_Entries with figure data_

━━━━━━━━━━

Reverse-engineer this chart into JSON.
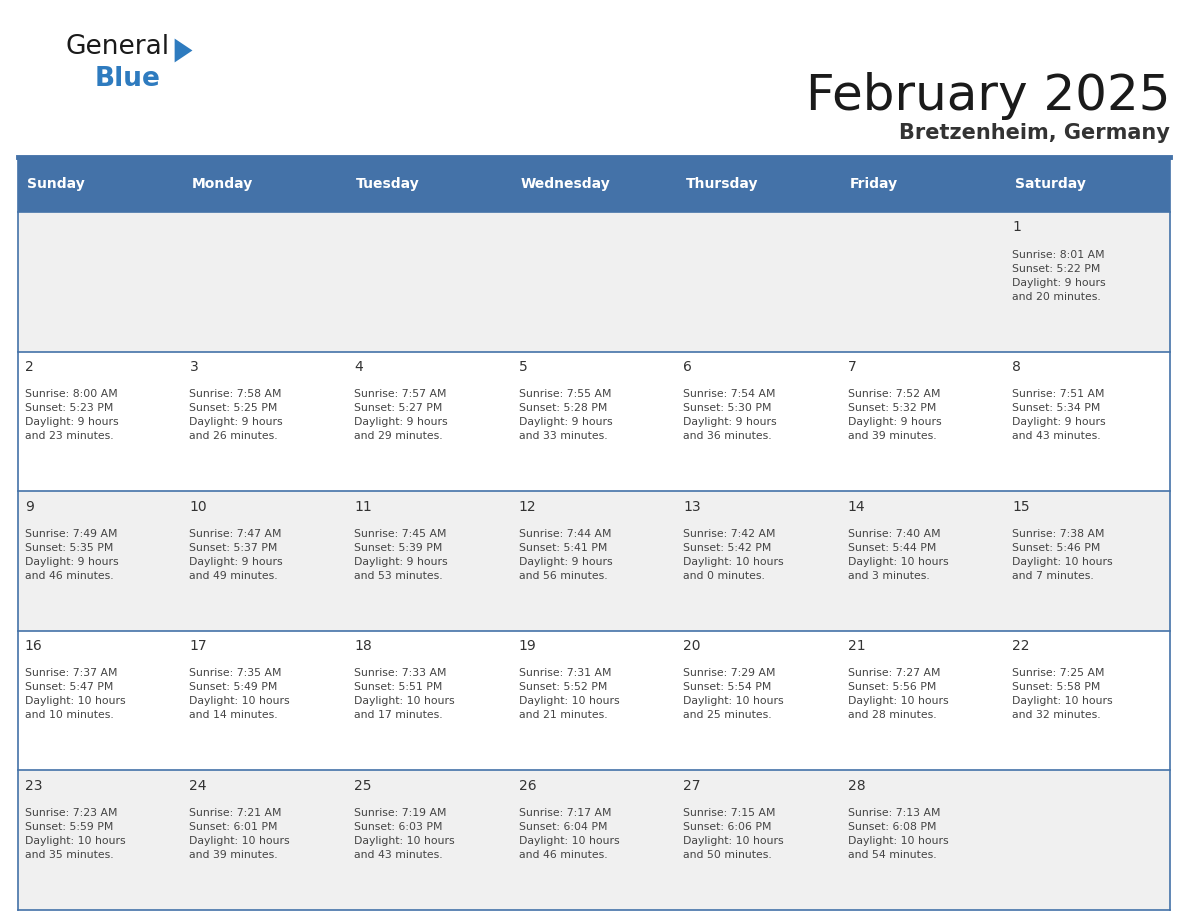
{
  "title": "February 2025",
  "subtitle": "Bretzenheim, Germany",
  "days_of_week": [
    "Sunday",
    "Monday",
    "Tuesday",
    "Wednesday",
    "Thursday",
    "Friday",
    "Saturday"
  ],
  "header_bg": "#4472a8",
  "header_text": "#ffffff",
  "cell_bg_light": "#f0f0f0",
  "cell_bg_white": "#ffffff",
  "cell_border_color": "#4472a8",
  "day_number_color": "#333333",
  "info_text_color": "#444444",
  "title_color": "#1a1a1a",
  "subtitle_color": "#333333",
  "logo_general_color": "#1a1a1a",
  "logo_blue_color": "#2e7bbf",
  "separator_color": "#4472a8",
  "weeks": [
    [
      {
        "day": null,
        "info": null
      },
      {
        "day": null,
        "info": null
      },
      {
        "day": null,
        "info": null
      },
      {
        "day": null,
        "info": null
      },
      {
        "day": null,
        "info": null
      },
      {
        "day": null,
        "info": null
      },
      {
        "day": 1,
        "info": "Sunrise: 8:01 AM\nSunset: 5:22 PM\nDaylight: 9 hours\nand 20 minutes."
      }
    ],
    [
      {
        "day": 2,
        "info": "Sunrise: 8:00 AM\nSunset: 5:23 PM\nDaylight: 9 hours\nand 23 minutes."
      },
      {
        "day": 3,
        "info": "Sunrise: 7:58 AM\nSunset: 5:25 PM\nDaylight: 9 hours\nand 26 minutes."
      },
      {
        "day": 4,
        "info": "Sunrise: 7:57 AM\nSunset: 5:27 PM\nDaylight: 9 hours\nand 29 minutes."
      },
      {
        "day": 5,
        "info": "Sunrise: 7:55 AM\nSunset: 5:28 PM\nDaylight: 9 hours\nand 33 minutes."
      },
      {
        "day": 6,
        "info": "Sunrise: 7:54 AM\nSunset: 5:30 PM\nDaylight: 9 hours\nand 36 minutes."
      },
      {
        "day": 7,
        "info": "Sunrise: 7:52 AM\nSunset: 5:32 PM\nDaylight: 9 hours\nand 39 minutes."
      },
      {
        "day": 8,
        "info": "Sunrise: 7:51 AM\nSunset: 5:34 PM\nDaylight: 9 hours\nand 43 minutes."
      }
    ],
    [
      {
        "day": 9,
        "info": "Sunrise: 7:49 AM\nSunset: 5:35 PM\nDaylight: 9 hours\nand 46 minutes."
      },
      {
        "day": 10,
        "info": "Sunrise: 7:47 AM\nSunset: 5:37 PM\nDaylight: 9 hours\nand 49 minutes."
      },
      {
        "day": 11,
        "info": "Sunrise: 7:45 AM\nSunset: 5:39 PM\nDaylight: 9 hours\nand 53 minutes."
      },
      {
        "day": 12,
        "info": "Sunrise: 7:44 AM\nSunset: 5:41 PM\nDaylight: 9 hours\nand 56 minutes."
      },
      {
        "day": 13,
        "info": "Sunrise: 7:42 AM\nSunset: 5:42 PM\nDaylight: 10 hours\nand 0 minutes."
      },
      {
        "day": 14,
        "info": "Sunrise: 7:40 AM\nSunset: 5:44 PM\nDaylight: 10 hours\nand 3 minutes."
      },
      {
        "day": 15,
        "info": "Sunrise: 7:38 AM\nSunset: 5:46 PM\nDaylight: 10 hours\nand 7 minutes."
      }
    ],
    [
      {
        "day": 16,
        "info": "Sunrise: 7:37 AM\nSunset: 5:47 PM\nDaylight: 10 hours\nand 10 minutes."
      },
      {
        "day": 17,
        "info": "Sunrise: 7:35 AM\nSunset: 5:49 PM\nDaylight: 10 hours\nand 14 minutes."
      },
      {
        "day": 18,
        "info": "Sunrise: 7:33 AM\nSunset: 5:51 PM\nDaylight: 10 hours\nand 17 minutes."
      },
      {
        "day": 19,
        "info": "Sunrise: 7:31 AM\nSunset: 5:52 PM\nDaylight: 10 hours\nand 21 minutes."
      },
      {
        "day": 20,
        "info": "Sunrise: 7:29 AM\nSunset: 5:54 PM\nDaylight: 10 hours\nand 25 minutes."
      },
      {
        "day": 21,
        "info": "Sunrise: 7:27 AM\nSunset: 5:56 PM\nDaylight: 10 hours\nand 28 minutes."
      },
      {
        "day": 22,
        "info": "Sunrise: 7:25 AM\nSunset: 5:58 PM\nDaylight: 10 hours\nand 32 minutes."
      }
    ],
    [
      {
        "day": 23,
        "info": "Sunrise: 7:23 AM\nSunset: 5:59 PM\nDaylight: 10 hours\nand 35 minutes."
      },
      {
        "day": 24,
        "info": "Sunrise: 7:21 AM\nSunset: 6:01 PM\nDaylight: 10 hours\nand 39 minutes."
      },
      {
        "day": 25,
        "info": "Sunrise: 7:19 AM\nSunset: 6:03 PM\nDaylight: 10 hours\nand 43 minutes."
      },
      {
        "day": 26,
        "info": "Sunrise: 7:17 AM\nSunset: 6:04 PM\nDaylight: 10 hours\nand 46 minutes."
      },
      {
        "day": 27,
        "info": "Sunrise: 7:15 AM\nSunset: 6:06 PM\nDaylight: 10 hours\nand 50 minutes."
      },
      {
        "day": 28,
        "info": "Sunrise: 7:13 AM\nSunset: 6:08 PM\nDaylight: 10 hours\nand 54 minutes."
      },
      {
        "day": null,
        "info": null
      }
    ]
  ]
}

━━━━━━━━━━

Working from the lines above, reproduce the material exactly and exclude its pictures.

_Final result_
Reverse-engineer this chart into JSON.
{
  "title": "February 2025",
  "subtitle": "Bretzenheim, Germany",
  "days_of_week": [
    "Sunday",
    "Monday",
    "Tuesday",
    "Wednesday",
    "Thursday",
    "Friday",
    "Saturday"
  ],
  "header_bg": "#4472a8",
  "header_text": "#ffffff",
  "cell_bg_light": "#f0f0f0",
  "cell_bg_white": "#ffffff",
  "cell_border_color": "#4472a8",
  "day_number_color": "#333333",
  "info_text_color": "#444444",
  "title_color": "#1a1a1a",
  "subtitle_color": "#333333",
  "logo_general_color": "#1a1a1a",
  "logo_blue_color": "#2e7bbf",
  "separator_color": "#4472a8",
  "weeks": [
    [
      {
        "day": null,
        "info": null
      },
      {
        "day": null,
        "info": null
      },
      {
        "day": null,
        "info": null
      },
      {
        "day": null,
        "info": null
      },
      {
        "day": null,
        "info": null
      },
      {
        "day": null,
        "info": null
      },
      {
        "day": 1,
        "info": "Sunrise: 8:01 AM\nSunset: 5:22 PM\nDaylight: 9 hours\nand 20 minutes."
      }
    ],
    [
      {
        "day": 2,
        "info": "Sunrise: 8:00 AM\nSunset: 5:23 PM\nDaylight: 9 hours\nand 23 minutes."
      },
      {
        "day": 3,
        "info": "Sunrise: 7:58 AM\nSunset: 5:25 PM\nDaylight: 9 hours\nand 26 minutes."
      },
      {
        "day": 4,
        "info": "Sunrise: 7:57 AM\nSunset: 5:27 PM\nDaylight: 9 hours\nand 29 minutes."
      },
      {
        "day": 5,
        "info": "Sunrise: 7:55 AM\nSunset: 5:28 PM\nDaylight: 9 hours\nand 33 minutes."
      },
      {
        "day": 6,
        "info": "Sunrise: 7:54 AM\nSunset: 5:30 PM\nDaylight: 9 hours\nand 36 minutes."
      },
      {
        "day": 7,
        "info": "Sunrise: 7:52 AM\nSunset: 5:32 PM\nDaylight: 9 hours\nand 39 minutes."
      },
      {
        "day": 8,
        "info": "Sunrise: 7:51 AM\nSunset: 5:34 PM\nDaylight: 9 hours\nand 43 minutes."
      }
    ],
    [
      {
        "day": 9,
        "info": "Sunrise: 7:49 AM\nSunset: 5:35 PM\nDaylight: 9 hours\nand 46 minutes."
      },
      {
        "day": 10,
        "info": "Sunrise: 7:47 AM\nSunset: 5:37 PM\nDaylight: 9 hours\nand 49 minutes."
      },
      {
        "day": 11,
        "info": "Sunrise: 7:45 AM\nSunset: 5:39 PM\nDaylight: 9 hours\nand 53 minutes."
      },
      {
        "day": 12,
        "info": "Sunrise: 7:44 AM\nSunset: 5:41 PM\nDaylight: 9 hours\nand 56 minutes."
      },
      {
        "day": 13,
        "info": "Sunrise: 7:42 AM\nSunset: 5:42 PM\nDaylight: 10 hours\nand 0 minutes."
      },
      {
        "day": 14,
        "info": "Sunrise: 7:40 AM\nSunset: 5:44 PM\nDaylight: 10 hours\nand 3 minutes."
      },
      {
        "day": 15,
        "info": "Sunrise: 7:38 AM\nSunset: 5:46 PM\nDaylight: 10 hours\nand 7 minutes."
      }
    ],
    [
      {
        "day": 16,
        "info": "Sunrise: 7:37 AM\nSunset: 5:47 PM\nDaylight: 10 hours\nand 10 minutes."
      },
      {
        "day": 17,
        "info": "Sunrise: 7:35 AM\nSunset: 5:49 PM\nDaylight: 10 hours\nand 14 minutes."
      },
      {
        "day": 18,
        "info": "Sunrise: 7:33 AM\nSunset: 5:51 PM\nDaylight: 10 hours\nand 17 minutes."
      },
      {
        "day": 19,
        "info": "Sunrise: 7:31 AM\nSunset: 5:52 PM\nDaylight: 10 hours\nand 21 minutes."
      },
      {
        "day": 20,
        "info": "Sunrise: 7:29 AM\nSunset: 5:54 PM\nDaylight: 10 hours\nand 25 minutes."
      },
      {
        "day": 21,
        "info": "Sunrise: 7:27 AM\nSunset: 5:56 PM\nDaylight: 10 hours\nand 28 minutes."
      },
      {
        "day": 22,
        "info": "Sunrise: 7:25 AM\nSunset: 5:58 PM\nDaylight: 10 hours\nand 32 minutes."
      }
    ],
    [
      {
        "day": 23,
        "info": "Sunrise: 7:23 AM\nSunset: 5:59 PM\nDaylight: 10 hours\nand 35 minutes."
      },
      {
        "day": 24,
        "info": "Sunrise: 7:21 AM\nSunset: 6:01 PM\nDaylight: 10 hours\nand 39 minutes."
      },
      {
        "day": 25,
        "info": "Sunrise: 7:19 AM\nSunset: 6:03 PM\nDaylight: 10 hours\nand 43 minutes."
      },
      {
        "day": 26,
        "info": "Sunrise: 7:17 AM\nSunset: 6:04 PM\nDaylight: 10 hours\nand 46 minutes."
      },
      {
        "day": 27,
        "info": "Sunrise: 7:15 AM\nSunset: 6:06 PM\nDaylight: 10 hours\nand 50 minutes."
      },
      {
        "day": 28,
        "info": "Sunrise: 7:13 AM\nSunset: 6:08 PM\nDaylight: 10 hours\nand 54 minutes."
      },
      {
        "day": null,
        "info": null
      }
    ]
  ]
}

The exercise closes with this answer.